Check every line for the word "content" and state how many lines have it. Reply with the number alone.

[Dataset rows about figures]
------------------------------------------------

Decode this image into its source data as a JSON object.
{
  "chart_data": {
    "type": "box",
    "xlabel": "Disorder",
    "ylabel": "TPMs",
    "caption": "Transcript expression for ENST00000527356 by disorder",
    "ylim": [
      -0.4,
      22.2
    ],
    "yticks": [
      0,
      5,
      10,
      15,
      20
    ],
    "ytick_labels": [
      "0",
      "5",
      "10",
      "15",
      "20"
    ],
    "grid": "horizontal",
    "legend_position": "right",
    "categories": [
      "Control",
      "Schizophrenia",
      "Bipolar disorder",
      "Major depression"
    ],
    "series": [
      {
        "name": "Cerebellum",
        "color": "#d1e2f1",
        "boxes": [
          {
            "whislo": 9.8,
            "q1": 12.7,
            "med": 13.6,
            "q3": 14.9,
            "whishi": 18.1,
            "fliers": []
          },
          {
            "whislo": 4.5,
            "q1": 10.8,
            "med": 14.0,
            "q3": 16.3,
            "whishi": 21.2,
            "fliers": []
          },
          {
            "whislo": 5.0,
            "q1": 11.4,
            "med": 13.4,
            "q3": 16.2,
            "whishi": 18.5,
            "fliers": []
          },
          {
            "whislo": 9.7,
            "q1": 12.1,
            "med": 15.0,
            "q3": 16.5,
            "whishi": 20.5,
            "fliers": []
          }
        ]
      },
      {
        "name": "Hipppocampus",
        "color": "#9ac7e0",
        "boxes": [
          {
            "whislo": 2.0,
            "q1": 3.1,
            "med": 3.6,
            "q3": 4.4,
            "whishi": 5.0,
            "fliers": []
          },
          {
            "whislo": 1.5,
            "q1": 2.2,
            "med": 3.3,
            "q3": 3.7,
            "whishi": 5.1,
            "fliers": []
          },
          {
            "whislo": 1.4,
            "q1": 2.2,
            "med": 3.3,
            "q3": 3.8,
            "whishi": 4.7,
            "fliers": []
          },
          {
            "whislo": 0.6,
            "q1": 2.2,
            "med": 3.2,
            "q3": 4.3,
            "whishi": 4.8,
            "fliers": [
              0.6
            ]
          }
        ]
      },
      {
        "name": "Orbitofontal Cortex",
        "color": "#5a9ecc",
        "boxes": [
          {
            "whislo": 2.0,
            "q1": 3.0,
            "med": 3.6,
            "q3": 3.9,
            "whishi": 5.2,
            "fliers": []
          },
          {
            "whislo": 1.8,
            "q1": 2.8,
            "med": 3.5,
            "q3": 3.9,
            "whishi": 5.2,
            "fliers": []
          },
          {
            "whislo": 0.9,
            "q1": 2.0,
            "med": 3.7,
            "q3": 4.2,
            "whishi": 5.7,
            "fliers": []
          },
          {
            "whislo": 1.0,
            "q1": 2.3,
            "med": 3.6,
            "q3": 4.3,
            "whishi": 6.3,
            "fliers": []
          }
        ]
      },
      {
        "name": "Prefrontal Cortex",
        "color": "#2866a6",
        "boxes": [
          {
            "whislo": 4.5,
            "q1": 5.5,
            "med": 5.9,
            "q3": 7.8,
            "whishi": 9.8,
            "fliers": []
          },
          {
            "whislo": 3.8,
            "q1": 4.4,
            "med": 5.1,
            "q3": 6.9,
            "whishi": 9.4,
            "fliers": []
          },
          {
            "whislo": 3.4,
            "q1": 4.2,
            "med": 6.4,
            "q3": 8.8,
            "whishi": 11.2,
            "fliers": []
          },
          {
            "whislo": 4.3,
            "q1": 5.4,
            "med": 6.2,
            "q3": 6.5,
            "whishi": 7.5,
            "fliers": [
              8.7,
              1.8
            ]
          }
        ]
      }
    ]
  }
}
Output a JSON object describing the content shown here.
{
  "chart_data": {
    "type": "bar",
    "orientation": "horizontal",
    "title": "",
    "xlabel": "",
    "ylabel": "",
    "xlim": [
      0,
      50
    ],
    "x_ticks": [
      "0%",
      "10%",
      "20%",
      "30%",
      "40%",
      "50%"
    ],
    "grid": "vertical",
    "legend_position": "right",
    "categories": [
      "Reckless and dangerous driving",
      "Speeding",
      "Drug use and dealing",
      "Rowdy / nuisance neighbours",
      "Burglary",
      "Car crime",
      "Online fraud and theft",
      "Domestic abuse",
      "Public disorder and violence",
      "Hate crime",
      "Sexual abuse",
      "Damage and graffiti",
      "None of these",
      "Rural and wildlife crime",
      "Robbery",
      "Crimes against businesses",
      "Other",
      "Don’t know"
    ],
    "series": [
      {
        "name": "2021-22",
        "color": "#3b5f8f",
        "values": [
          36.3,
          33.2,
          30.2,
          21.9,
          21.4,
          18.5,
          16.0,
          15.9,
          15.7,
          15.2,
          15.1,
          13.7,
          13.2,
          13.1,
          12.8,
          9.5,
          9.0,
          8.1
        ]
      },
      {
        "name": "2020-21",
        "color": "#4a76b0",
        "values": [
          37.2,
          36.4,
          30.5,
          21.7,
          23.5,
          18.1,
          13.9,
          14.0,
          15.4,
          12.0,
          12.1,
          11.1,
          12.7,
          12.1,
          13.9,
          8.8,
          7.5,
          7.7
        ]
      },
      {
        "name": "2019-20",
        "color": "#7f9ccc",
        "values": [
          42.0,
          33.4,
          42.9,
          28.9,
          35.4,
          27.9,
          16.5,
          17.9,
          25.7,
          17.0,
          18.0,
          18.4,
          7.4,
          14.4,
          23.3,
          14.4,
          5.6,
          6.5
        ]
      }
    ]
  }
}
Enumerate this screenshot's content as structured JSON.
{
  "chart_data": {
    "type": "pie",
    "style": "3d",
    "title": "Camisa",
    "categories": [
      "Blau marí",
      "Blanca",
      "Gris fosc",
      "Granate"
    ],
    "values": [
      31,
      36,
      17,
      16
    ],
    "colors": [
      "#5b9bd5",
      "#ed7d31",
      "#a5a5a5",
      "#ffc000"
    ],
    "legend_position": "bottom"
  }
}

------------------------------------------------

§ **Solution to this task**:
2